- _What this task involves_: Only the number is wanted: how many lines in the data contain "Overview"?

***** Record excerpts *****

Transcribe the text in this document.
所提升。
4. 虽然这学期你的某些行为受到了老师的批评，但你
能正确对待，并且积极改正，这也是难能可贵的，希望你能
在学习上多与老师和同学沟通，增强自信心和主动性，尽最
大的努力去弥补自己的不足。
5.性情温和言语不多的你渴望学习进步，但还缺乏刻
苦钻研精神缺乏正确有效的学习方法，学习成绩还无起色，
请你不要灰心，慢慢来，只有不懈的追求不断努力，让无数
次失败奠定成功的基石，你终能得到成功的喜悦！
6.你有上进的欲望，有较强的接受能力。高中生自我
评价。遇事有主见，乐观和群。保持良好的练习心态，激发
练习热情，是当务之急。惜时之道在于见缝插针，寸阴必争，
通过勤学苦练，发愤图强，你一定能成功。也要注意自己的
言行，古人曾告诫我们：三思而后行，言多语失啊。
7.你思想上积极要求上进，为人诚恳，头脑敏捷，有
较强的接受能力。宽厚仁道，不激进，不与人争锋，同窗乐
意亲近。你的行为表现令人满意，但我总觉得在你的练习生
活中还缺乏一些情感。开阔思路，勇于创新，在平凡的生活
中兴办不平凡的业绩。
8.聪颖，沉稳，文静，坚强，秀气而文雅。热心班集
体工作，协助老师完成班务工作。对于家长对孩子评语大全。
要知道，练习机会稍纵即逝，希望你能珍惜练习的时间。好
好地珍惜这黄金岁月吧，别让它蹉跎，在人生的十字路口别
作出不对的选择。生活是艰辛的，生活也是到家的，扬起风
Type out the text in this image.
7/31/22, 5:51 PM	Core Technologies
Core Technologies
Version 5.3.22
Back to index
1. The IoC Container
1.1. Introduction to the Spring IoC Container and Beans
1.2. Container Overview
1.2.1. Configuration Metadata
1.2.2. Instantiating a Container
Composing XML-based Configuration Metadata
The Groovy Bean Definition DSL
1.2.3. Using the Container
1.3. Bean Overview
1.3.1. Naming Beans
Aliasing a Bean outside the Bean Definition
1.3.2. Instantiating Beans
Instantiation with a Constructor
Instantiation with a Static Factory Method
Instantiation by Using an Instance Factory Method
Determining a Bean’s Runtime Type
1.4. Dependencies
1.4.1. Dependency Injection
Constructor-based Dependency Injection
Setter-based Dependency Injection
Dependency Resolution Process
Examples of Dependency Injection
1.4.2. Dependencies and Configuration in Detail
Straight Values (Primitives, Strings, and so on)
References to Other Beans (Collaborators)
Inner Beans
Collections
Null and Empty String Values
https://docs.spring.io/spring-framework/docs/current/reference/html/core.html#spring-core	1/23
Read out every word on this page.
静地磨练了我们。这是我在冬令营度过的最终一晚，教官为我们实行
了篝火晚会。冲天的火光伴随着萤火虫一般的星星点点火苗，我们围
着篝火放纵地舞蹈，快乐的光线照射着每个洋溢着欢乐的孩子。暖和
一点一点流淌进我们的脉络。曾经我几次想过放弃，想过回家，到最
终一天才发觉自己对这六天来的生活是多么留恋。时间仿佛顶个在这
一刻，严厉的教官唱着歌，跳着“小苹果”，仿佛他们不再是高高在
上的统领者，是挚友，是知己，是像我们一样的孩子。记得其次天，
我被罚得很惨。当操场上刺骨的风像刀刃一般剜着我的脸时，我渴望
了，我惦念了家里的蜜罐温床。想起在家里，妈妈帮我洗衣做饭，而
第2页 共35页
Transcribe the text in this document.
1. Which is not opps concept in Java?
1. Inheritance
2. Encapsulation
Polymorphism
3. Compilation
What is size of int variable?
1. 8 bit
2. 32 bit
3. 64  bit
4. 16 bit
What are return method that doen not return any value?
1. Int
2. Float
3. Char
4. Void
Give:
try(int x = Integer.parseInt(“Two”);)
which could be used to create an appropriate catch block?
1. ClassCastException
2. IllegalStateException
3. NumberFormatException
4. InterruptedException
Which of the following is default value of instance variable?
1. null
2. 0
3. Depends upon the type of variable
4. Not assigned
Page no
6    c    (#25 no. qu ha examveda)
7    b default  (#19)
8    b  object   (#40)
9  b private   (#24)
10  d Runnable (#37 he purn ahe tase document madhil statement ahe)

*****

- _Response to the task_: 2